----- Provided entries -----

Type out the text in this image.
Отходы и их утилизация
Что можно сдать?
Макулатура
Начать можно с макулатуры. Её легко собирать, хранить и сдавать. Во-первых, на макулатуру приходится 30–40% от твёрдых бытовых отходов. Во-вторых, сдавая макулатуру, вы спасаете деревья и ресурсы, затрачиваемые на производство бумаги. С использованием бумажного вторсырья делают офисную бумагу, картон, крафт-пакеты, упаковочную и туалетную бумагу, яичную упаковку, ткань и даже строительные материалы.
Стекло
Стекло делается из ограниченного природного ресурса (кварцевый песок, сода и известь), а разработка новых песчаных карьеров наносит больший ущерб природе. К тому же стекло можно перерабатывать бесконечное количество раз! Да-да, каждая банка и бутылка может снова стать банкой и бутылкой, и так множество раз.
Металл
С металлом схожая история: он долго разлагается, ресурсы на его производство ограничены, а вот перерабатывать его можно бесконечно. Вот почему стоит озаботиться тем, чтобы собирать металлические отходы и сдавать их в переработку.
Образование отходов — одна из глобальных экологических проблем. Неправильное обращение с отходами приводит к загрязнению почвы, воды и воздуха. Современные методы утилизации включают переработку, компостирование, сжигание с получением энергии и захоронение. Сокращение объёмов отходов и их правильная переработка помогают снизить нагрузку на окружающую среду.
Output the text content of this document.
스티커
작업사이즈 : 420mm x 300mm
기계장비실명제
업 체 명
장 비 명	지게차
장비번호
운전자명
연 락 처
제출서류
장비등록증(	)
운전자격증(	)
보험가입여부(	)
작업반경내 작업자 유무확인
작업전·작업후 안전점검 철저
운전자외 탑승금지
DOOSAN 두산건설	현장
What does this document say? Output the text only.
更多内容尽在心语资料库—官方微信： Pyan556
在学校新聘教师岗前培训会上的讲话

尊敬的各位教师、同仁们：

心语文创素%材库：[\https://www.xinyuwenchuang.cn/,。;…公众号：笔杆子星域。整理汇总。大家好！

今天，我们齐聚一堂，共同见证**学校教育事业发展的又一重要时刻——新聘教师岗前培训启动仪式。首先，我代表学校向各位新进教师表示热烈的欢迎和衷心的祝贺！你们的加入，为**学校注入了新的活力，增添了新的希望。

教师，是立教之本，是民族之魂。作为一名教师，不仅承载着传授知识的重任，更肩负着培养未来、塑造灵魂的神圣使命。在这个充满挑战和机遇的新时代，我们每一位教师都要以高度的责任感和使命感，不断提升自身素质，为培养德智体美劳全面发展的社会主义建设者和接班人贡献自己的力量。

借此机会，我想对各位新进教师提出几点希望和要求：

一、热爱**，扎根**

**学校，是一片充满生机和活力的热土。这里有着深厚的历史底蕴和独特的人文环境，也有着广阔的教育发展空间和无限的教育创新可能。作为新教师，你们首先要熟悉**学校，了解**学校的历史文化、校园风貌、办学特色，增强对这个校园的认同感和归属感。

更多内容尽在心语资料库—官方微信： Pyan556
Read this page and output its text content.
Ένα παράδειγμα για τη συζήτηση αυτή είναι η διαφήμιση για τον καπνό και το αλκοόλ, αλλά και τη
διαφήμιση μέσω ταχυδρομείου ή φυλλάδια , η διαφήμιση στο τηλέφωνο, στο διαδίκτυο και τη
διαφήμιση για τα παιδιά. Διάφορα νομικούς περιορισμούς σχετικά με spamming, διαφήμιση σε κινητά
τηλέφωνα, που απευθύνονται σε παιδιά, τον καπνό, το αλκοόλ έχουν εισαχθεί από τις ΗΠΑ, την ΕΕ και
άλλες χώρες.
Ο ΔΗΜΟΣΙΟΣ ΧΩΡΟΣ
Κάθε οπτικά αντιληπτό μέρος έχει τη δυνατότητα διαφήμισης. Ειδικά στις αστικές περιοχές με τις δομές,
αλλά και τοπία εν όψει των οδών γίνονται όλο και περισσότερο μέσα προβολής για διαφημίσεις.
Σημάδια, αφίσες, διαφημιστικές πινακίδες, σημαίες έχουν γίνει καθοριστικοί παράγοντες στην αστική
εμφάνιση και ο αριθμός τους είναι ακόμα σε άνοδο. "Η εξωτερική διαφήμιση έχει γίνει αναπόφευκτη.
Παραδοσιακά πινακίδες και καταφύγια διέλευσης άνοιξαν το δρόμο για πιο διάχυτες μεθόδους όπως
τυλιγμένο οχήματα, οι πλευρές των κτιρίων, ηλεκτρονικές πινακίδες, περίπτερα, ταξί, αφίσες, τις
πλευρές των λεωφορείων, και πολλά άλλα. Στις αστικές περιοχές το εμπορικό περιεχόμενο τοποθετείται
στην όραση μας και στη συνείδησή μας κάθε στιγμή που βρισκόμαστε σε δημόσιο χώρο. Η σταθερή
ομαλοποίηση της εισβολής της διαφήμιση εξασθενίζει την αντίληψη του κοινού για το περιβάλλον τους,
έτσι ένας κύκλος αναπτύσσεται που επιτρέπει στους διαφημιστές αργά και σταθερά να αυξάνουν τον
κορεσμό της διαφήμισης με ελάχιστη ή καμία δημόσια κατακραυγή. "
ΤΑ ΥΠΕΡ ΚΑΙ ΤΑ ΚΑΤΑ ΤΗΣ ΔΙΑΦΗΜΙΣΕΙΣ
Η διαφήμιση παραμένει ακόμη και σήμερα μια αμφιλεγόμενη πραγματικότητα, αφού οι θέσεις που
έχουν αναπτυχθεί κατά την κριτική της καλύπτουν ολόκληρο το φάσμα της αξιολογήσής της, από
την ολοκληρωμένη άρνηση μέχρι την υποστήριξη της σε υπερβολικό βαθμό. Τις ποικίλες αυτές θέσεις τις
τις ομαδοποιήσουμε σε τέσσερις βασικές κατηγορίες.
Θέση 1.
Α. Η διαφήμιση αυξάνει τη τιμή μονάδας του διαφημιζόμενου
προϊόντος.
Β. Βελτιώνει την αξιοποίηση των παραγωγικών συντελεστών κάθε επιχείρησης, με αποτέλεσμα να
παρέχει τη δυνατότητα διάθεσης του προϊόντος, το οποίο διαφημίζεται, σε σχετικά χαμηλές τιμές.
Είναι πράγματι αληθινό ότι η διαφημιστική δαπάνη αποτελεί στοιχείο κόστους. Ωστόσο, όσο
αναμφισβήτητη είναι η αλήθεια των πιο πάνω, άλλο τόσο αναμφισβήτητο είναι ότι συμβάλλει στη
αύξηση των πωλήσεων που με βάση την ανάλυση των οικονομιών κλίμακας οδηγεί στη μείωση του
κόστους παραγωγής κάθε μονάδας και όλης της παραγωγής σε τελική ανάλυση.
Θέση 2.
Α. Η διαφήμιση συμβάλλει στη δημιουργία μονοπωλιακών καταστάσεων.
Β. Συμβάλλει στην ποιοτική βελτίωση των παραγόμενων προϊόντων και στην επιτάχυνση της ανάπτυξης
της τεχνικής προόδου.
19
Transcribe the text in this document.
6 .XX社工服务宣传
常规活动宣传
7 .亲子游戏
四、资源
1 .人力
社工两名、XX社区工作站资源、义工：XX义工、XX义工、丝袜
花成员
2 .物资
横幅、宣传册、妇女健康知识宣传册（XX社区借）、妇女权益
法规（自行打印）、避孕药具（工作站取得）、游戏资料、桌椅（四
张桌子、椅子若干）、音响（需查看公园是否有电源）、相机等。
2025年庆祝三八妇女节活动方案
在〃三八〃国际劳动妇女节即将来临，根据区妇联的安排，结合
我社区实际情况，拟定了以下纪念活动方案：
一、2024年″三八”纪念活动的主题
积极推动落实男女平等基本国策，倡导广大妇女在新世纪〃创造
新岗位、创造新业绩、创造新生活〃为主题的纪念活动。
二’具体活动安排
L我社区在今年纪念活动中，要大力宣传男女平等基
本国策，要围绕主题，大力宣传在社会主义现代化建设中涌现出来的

-----

= Stated exercise =
Lines of the material that contain the word "προϊόντος" are to be gathered.

= Output for this exercise =
προϊόντος.
παρέχει τη δυνατότητα διάθεσης του προϊόντος, το οποίο διαφημίζεται, σε σχετικά χαμηλές τιμές.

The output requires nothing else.